╔══
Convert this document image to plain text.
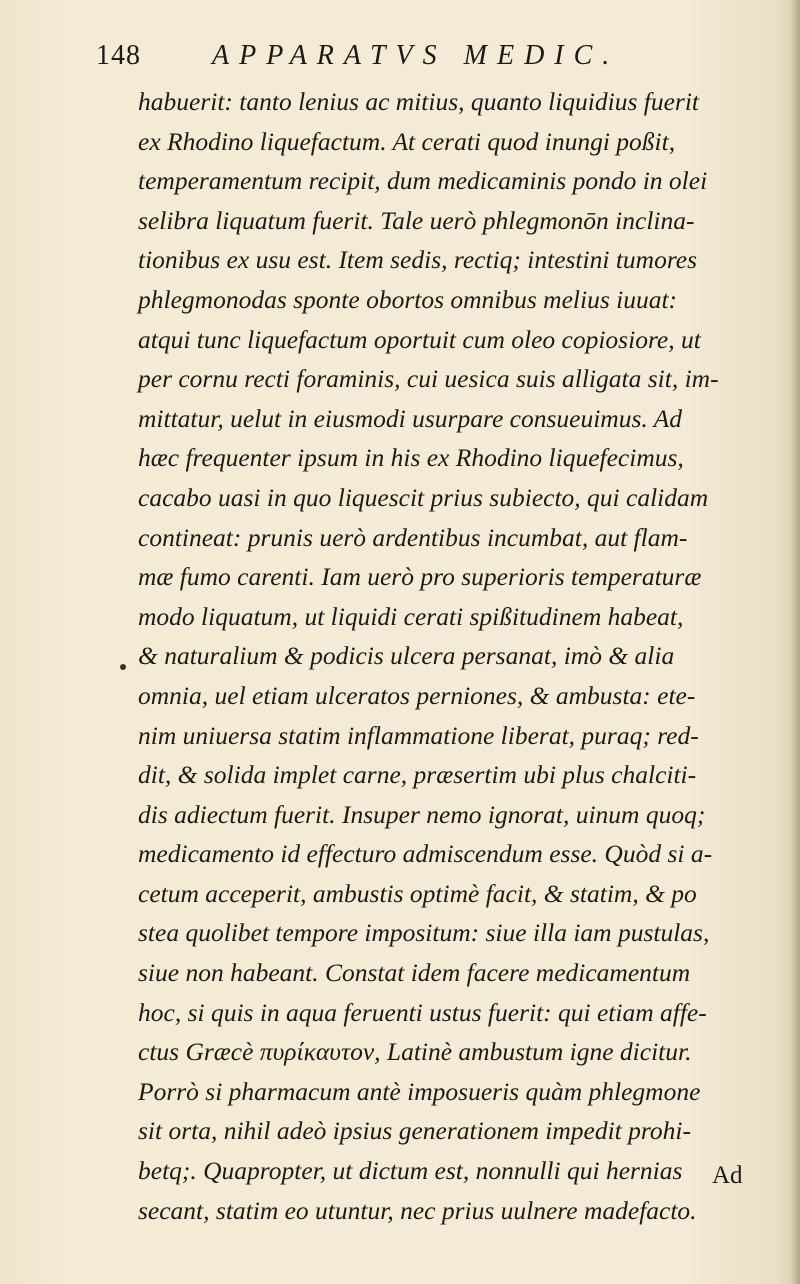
148	APPARATVS MEDIC.
habuerit: tanto lenius ac mitius, quanto liquidius fuerit
ex Rhodino liquefactum. At cerati quod inungi poßit,
temperamentum recipit, dum medicaminis pondo in olei
selibra liquatum fuerit. Tale uerò phlegmonōn inclina-
tionibus ex usu est. Item sedis, rectiq; intestini tumores
phlegmonodas sponte obortos omnibus melius iuuat:
atqui tunc liquefactum oportuit cum oleo copiosiore, ut
per cornu recti foraminis, cui uesica suis alligata sit, im-
mittatur, uelut in eiusmodi usurpare consueuimus. Ad
hæc frequenter ipsum in his ex Rhodino liquefecimus,
cacabo uasi in quo liquescit prius subiecto, qui calidam
contineat: prunis uerò ardentibus incumbat, aut flam-
mæ fumo carenti. Iam uerò pro superioris temperaturæ
modo liquatum, ut liquidi cerati spißitudinem habeat,
& naturalium & podicis ulcera persanat, imò & alia
omnia, uel etiam ulceratos perniones, & ambusta: ete-
nim uniuersa statim inflammatione liberat, puraq; red-
dit, & solida implet carne, præsertim ubi plus chalciti-
dis adiectum fuerit. Insuper nemo ignorat, uinum quoq;
medicamento id effecturo admiscendum esse. Quòd si a-
cetum acceperit, ambustis optimè facit, & statim, & po
stea quolibet tempore impositum: siue illa iam pustulas,
siue non habeant. Constat idem facere medicamentum
hoc, si quis in aqua feruenti ustus fuerit: qui etiam affe-
ctus Græcè πυρίκαυτον, Latinè ambustum igne dicitur.
Porrò si pharmacum antè imposueris quàm phlegmone
sit orta, nihil adeò ipsius generationem impedit prohi-
betq;. Quapropter, ut dictum est, nonnulli qui hernias
secant, statim eo utuntur, nec prius uulnere madefacto.
Ad
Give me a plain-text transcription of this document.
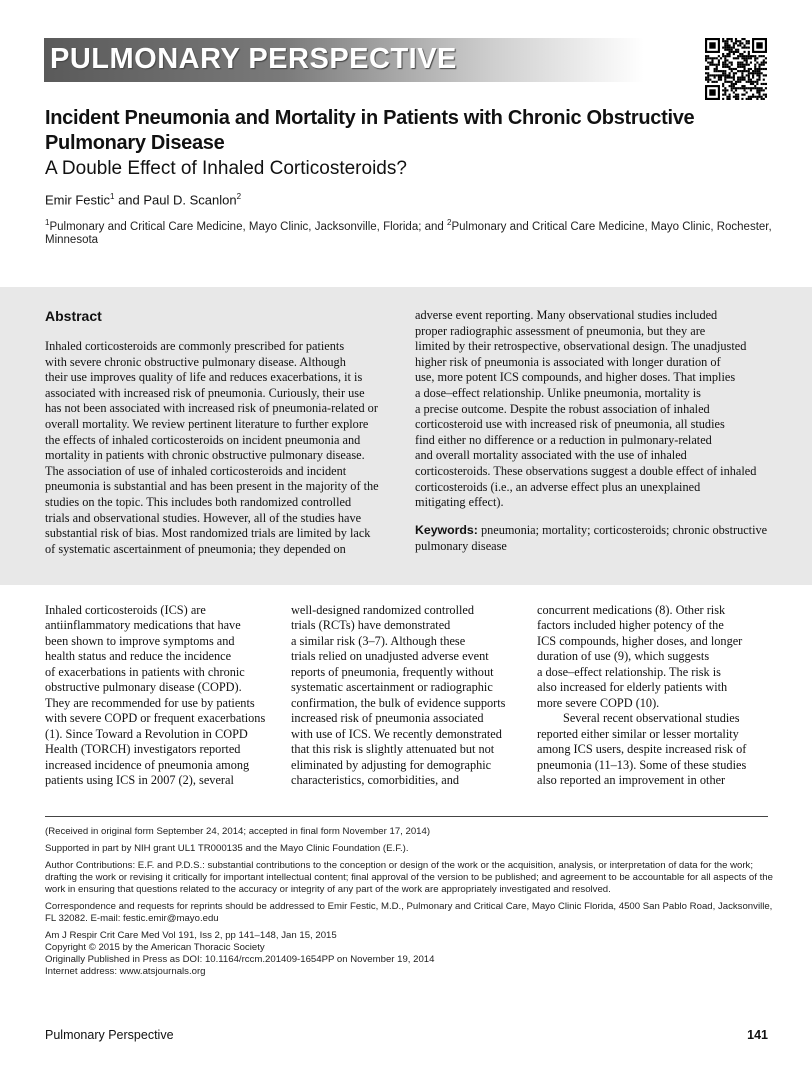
PULMONARY PERSPECTIVE
Incident Pneumonia and Mortality in Patients with Chronic Obstructive Pulmonary Disease
A Double Effect of Inhaled Corticosteroids?
Emir Festic$^1$ and Paul D. Scanlon$^2$
$^1$Pulmonary and Critical Care Medicine, Mayo Clinic, Jacksonville, Florida; and $^2$Pulmonary and Critical Care Medicine, Mayo Clinic, Rochester, Minnesota
Abstract
Inhaled corticosteroids are commonly prescribed for patients
with severe chronic obstructive pulmonary disease. Although
their use improves quality of life and reduces exacerbations, it is
associated with increased risk of pneumonia. Curiously, their use
has not been associated with increased risk of pneumonia-related or
overall mortality. We review pertinent literature to further explore
the effects of inhaled corticosteroids on incident pneumonia and
mortality in patients with chronic obstructive pulmonary disease.
The association of use of inhaled corticosteroids and incident
pneumonia is substantial and has been present in the majority of the
studies on the topic. This includes both randomized controlled
trials and observational studies. However, all of the studies have
substantial risk of bias. Most randomized trials are limited by lack
of systematic ascertainment of pneumonia; they depended on
adverse event reporting. Many observational studies included
proper radiographic assessment of pneumonia, but they are
limited by their retrospective, observational design. The unadjusted
higher risk of pneumonia is associated with longer duration of
use, more potent ICS compounds, and higher doses. That implies
a dose–effect relationship. Unlike pneumonia, mortality is
a precise outcome. Despite the robust association of inhaled
corticosteroid use with increased risk of pneumonia, all studies
find either no difference or a reduction in pulmonary-related
and overall mortality associated with the use of inhaled
corticosteroids. These observations suggest a double effect of inhaled
corticosteroids (i.e., an adverse effect plus an unexplained
mitigating effect).
Keywords: pneumonia; mortality; corticosteroids; chronic obstructive pulmonary disease
Inhaled corticosteroids (ICS) are
antiinflammatory medications that have
been shown to improve symptoms and
health status and reduce the incidence
of exacerbations in patients with chronic
obstructive pulmonary disease (COPD).
They are recommended for use by patients
with severe COPD or frequent exacerbations
(1). Since Toward a Revolution in COPD
Health (TORCH) investigators reported
increased incidence of pneumonia among
patients using ICS in 2007 (2), several
well-designed randomized controlled
trials (RCTs) have demonstrated
a similar risk (3–7). Although these
trials relied on unadjusted adverse event
reports of pneumonia, frequently without
systematic ascertainment or radiographic
confirmation, the bulk of evidence supports
increased risk of pneumonia associated
with use of ICS. We recently demonstrated
that this risk is slightly attenuated but not
eliminated by adjusting for demographic
characteristics, comorbidities, and
concurrent medications (8). Other risk
factors included higher potency of the
ICS compounds, higher doses, and longer
duration of use (9), which suggests
a dose–effect relationship. The risk is
also increased for elderly patients with
more severe COPD (10).
Several recent observational studies
reported either similar or lesser mortality
among ICS users, despite increased risk of
pneumonia (11–13). Some of these studies
also reported an improvement in other

(Received in original form September 24, 2014; accepted in final form November 17, 2014)

Supported in part by NIH grant UL1 TR000135 and the Mayo Clinic Foundation (E.F.).

Author Contributions: E.F. and P.D.S.: substantial contributions to the conception or design of the work or the acquisition, analysis, or interpretation of data for the work; drafting the work or revising it critically for important intellectual content; final approval of the version to be published; and agreement to be accountable for all aspects of the work in ensuring that questions related to the accuracy or integrity of any part of the work are appropriately investigated and resolved.

Correspondence and requests for reprints should be addressed to Emir Festic, M.D., Pulmonary and Critical Care, Mayo Clinic Florida, 4500 San Pablo Road, Jacksonville, FL 32082. E-mail: festic.emir@mayo.edu

Am J Respir Crit Care Med Vol 191, Iss 2, pp 141–148, Jan 15, 2015

Copyright © 2015 by the American Thoracic Society

Originally Published in Press as DOI: 10.1164/rccm.201409-1654PP on November 19, 2014

Internet address: www.atsjournals.org

Pulmonary Perspective	141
╚══
▸ **Task instructions**:
Whenever a line of the material above contains the string "been", copy that line out.

▸ **Reply to the task**:
has not been associated with increased risk of pneumonia-related or
pneumonia is substantial and has been present in the majority of the
been shown to improve symptoms and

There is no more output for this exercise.